━━━ RECORDS FOR THE EXERCISE ━━━

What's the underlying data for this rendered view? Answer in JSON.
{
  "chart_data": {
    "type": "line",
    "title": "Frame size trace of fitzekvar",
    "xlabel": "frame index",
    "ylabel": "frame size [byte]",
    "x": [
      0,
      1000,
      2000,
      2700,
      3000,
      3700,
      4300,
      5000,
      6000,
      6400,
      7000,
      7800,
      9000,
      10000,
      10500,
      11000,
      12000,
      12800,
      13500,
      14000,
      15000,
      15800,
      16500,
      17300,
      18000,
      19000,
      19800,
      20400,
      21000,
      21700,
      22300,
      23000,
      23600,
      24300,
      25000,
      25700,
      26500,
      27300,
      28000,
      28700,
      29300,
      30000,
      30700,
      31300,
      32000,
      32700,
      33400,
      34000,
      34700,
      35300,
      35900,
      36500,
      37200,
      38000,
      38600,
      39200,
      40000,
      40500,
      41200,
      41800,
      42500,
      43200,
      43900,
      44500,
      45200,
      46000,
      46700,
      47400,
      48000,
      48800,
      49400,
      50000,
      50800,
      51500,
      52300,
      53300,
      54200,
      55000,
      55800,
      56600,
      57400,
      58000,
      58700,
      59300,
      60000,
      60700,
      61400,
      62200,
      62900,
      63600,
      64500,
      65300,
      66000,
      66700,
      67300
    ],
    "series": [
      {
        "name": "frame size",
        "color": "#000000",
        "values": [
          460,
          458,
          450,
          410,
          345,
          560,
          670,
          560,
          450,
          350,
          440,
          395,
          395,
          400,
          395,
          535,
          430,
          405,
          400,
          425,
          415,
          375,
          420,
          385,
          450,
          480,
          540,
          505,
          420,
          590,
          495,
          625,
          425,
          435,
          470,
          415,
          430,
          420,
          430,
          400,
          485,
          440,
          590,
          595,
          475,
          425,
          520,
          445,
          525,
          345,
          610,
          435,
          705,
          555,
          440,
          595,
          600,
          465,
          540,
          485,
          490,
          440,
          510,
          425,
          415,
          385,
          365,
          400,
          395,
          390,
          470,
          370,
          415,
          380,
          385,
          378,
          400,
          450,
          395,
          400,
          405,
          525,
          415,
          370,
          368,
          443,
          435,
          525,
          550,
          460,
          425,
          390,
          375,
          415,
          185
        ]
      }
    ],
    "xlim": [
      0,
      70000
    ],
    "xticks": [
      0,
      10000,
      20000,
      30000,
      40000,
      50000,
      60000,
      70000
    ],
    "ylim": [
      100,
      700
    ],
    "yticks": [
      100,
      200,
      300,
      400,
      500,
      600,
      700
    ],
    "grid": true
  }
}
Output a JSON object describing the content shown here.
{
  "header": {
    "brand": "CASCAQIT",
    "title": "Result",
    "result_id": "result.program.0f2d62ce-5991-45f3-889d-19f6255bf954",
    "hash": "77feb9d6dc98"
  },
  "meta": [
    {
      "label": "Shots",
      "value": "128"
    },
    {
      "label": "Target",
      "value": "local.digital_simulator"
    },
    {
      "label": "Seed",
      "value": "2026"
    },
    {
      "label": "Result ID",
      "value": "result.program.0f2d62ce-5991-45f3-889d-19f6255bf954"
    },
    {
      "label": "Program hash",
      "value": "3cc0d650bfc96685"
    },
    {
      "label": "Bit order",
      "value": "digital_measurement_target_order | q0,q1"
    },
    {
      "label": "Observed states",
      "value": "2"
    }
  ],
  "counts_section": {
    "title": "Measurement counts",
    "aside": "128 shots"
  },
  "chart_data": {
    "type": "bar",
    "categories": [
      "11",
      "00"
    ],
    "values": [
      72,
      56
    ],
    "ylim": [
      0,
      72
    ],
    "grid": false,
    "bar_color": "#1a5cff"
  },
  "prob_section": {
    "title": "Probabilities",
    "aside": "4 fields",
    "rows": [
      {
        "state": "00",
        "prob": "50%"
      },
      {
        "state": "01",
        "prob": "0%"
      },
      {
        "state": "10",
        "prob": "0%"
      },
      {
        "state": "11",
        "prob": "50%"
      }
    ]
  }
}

━━━

§ **INSTRUCTIONS FOR THE TASK**
Exactly as written above, please repeat the entries.

§ **RESPONSE BELOW**
What's the underlying data for this rendered view? Answer in JSON.
{
  "chart_data": {
    "type": "line",
    "title": "Frame size trace of fitzekvar",
    "xlabel": "frame index",
    "ylabel": "frame size [byte]",
    "x": [
      0,
      1000,
      2000,
      2700,
      3000,
      3700,
      4300,
      5000,
      6000,
      6400,
      7000,
      7800,
      9000,
      10000,
      10500,
      11000,
      12000,
      12800,
      13500,
      14000,
      15000,
      15800,
      16500,
      17300,
      18000,
      19000,
      19800,
      20400,
      21000,
      21700,
      22300,
      23000,
      23600,
      24300,
      25000,
      25700,
      26500,
      27300,
      28000,
      28700,
      29300,
      30000,
      30700,
      31300,
      32000,
      32700,
      33400,
      34000,
      34700,
      35300,
      35900,
      36500,
      37200,
      38000,
      38600,
      39200,
      40000,
      40500,
      41200,
      41800,
      42500,
      43200,
      43900,
      44500,
      45200,
      46000,
      46700,
      47400,
      48000,
      48800,
      49400,
      50000,
      50800,
      51500,
      52300,
      53300,
      54200,
      55000,
      55800,
      56600,
      57400,
      58000,
      58700,
      59300,
      60000,
      60700,
      61400,
      62200,
      62900,
      63600,
      64500,
      65300,
      66000,
      66700,
      67300
    ],
    "series": [
      {
        "name": "frame size",
        "color": "#000000",
        "values": [
          460,
          458,
          450,
          410,
          345,
          560,
          670,
          560,
          450,
          350,
          440,
          395,
          395,
          400,
          395,
          535,
          430,
          405,
          400,
          425,
          415,
          375,
          420,
          385,
          450,
          480,
          540,
          505,
          420,
          590,
          495,
          625,
          425,
          435,
          470,
          415,
          430,
          420,
          430,
          400,
          485,
          440,
          590,
          595,
          475,
          425,
          520,
          445,
          525,
          345,
          610,
          435,
          705,
          555,
          440,
          595,
          600,
          465,
          540,
          485,
          490,
          440,
          510,
          425,
          415,
          385,
          365,
          400,
          395,
          390,
          470,
          370,
          415,
          380,
          385,
          378,
          400,
          450,
          395,
          400,
          405,
          525,
          415,
          370,
          368,
          443,
          435,
          525,
          550,
          460,
          425,
          390,
          375,
          415,
          185
        ]
      }
    ],
    "xlim": [
      0,
      70000
    ],
    "xticks": [
      0,
      10000,
      20000,
      30000,
      40000,
      50000,
      60000,
      70000
    ],
    "ylim": [
      100,
      700
    ],
    "yticks": [
      100,
      200,
      300,
      400,
      500,
      600,
      700
    ],
    "grid": true
  }
}
Output a JSON object describing the content shown here.
{
  "header": {
    "brand": "CASCAQIT",
    "title": "Result",
    "result_id": "result.program.0f2d62ce-5991-45f3-889d-19f6255bf954",
    "hash": "77feb9d6dc98"
  },
  "meta": [
    {
      "label": "Shots",
      "value": "128"
    },
    {
      "label": "Target",
      "value": "local.digital_simulator"
    },
    {
      "label": "Seed",
      "value": "2026"
    },
    {
      "label": "Result ID",
      "value": "result.program.0f2d62ce-5991-45f3-889d-19f6255bf954"
    },
    {
      "label": "Program hash",
      "value": "3cc0d650bfc96685"
    },
    {
      "label": "Bit order",
      "value": "digital_measurement_target_order | q0,q1"
    },
    {
      "label": "Observed states",
      "value": "2"
    }
  ],
  "counts_section": {
    "title": "Measurement counts",
    "aside": "128 shots"
  },
  "chart_data": {
    "type": "bar",
    "categories": [
      "11",
      "00"
    ],
    "values": [
      72,
      56
    ],
    "ylim": [
      0,
      72
    ],
    "grid": false,
    "bar_color": "#1a5cff"
  },
  "prob_section": {
    "title": "Probabilities",
    "aside": "4 fields",
    "rows": [
      {
        "state": "00",
        "prob": "50%"
      },
      {
        "state": "01",
        "prob": "0%"
      },
      {
        "state": "10",
        "prob": "0%"
      },
      {
        "state": "11",
        "prob": "50%"
      }
    ]
  }
}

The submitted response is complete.